__Challenge__. Take the data below and repeat it exactly.

Entries with figure data
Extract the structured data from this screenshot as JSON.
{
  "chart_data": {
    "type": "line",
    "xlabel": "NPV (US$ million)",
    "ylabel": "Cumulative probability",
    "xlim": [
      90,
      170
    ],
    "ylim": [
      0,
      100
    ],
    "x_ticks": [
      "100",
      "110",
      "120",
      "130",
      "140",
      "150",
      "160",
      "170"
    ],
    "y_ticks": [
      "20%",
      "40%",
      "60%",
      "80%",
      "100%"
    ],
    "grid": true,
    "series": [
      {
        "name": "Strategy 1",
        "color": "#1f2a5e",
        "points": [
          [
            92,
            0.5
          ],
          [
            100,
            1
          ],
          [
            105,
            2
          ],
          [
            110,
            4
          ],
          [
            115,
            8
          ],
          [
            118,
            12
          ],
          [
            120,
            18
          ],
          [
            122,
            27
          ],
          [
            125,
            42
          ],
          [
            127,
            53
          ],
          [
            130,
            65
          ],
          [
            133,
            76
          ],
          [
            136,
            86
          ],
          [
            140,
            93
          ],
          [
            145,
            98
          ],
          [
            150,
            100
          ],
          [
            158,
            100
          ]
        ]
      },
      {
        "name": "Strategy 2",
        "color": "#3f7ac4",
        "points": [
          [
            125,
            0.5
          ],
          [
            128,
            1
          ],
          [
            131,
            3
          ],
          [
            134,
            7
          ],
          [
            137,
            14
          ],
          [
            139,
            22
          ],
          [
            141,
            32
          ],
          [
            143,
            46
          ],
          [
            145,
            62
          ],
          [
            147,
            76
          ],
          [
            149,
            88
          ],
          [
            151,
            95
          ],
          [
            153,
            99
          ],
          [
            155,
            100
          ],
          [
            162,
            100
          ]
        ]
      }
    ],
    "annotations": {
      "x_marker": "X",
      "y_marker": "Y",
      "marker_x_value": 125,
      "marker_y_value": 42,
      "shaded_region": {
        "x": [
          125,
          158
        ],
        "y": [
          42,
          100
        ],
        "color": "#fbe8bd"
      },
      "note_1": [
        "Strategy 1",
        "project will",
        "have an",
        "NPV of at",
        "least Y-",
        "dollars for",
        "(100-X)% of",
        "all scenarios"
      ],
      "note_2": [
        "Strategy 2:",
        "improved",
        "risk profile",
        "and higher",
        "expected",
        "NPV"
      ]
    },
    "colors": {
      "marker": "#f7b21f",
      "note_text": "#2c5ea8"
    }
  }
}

__Task result__.
Extract the structured data from this screenshot as JSON.
{
  "chart_data": {
    "type": "line",
    "xlabel": "NPV (US$ million)",
    "ylabel": "Cumulative probability",
    "xlim": [
      90,
      170
    ],
    "ylim": [
      0,
      100
    ],
    "x_ticks": [
      "100",
      "110",
      "120",
      "130",
      "140",
      "150",
      "160",
      "170"
    ],
    "y_ticks": [
      "20%",
      "40%",
      "60%",
      "80%",
      "100%"
    ],
    "grid": true,
    "series": [
      {
        "name": "Strategy 1",
        "color": "#1f2a5e",
        "points": [
          [
            92,
            0.5
          ],
          [
            100,
            1
          ],
          [
            105,
            2
          ],
          [
            110,
            4
          ],
          [
            115,
            8
          ],
          [
            118,
            12
          ],
          [
            120,
            18
          ],
          [
            122,
            27
          ],
          [
            125,
            42
          ],
          [
            127,
            53
          ],
          [
            130,
            65
          ],
          [
            133,
            76
          ],
          [
            136,
            86
          ],
          [
            140,
            93
          ],
          [
            145,
            98
          ],
          [
            150,
            100
          ],
          [
            158,
            100
          ]
        ]
      },
      {
        "name": "Strategy 2",
        "color": "#3f7ac4",
        "points": [
          [
            125,
            0.5
          ],
          [
            128,
            1
          ],
          [
            131,
            3
          ],
          [
            134,
            7
          ],
          [
            137,
            14
          ],
          [
            139,
            22
          ],
          [
            141,
            32
          ],
          [
            143,
            46
          ],
          [
            145,
            62
          ],
          [
            147,
            76
          ],
          [
            149,
            88
          ],
          [
            151,
            95
          ],
          [
            153,
            99
          ],
          [
            155,
            100
          ],
          [
            162,
            100
          ]
        ]
      }
    ],
    "annotations": {
      "x_marker": "X",
      "y_marker": "Y",
      "marker_x_value": 125,
      "marker_y_value": 42,
      "shaded_region": {
        "x": [
          125,
          158
        ],
        "y": [
          42,
          100
        ],
        "color": "#fbe8bd"
      },
      "note_1": [
        "Strategy 1",
        "project will",
        "have an",
        "NPV of at",
        "least Y-",
        "dollars for",
        "(100-X)% of",
        "all scenarios"
      ],
      "note_2": [
        "Strategy 2:",
        "improved",
        "risk profile",
        "and higher",
        "expected",
        "NPV"
      ]
    },
    "colors": {
      "marker": "#f7b21f",
      "note_text": "#2c5ea8"
    }
  }
}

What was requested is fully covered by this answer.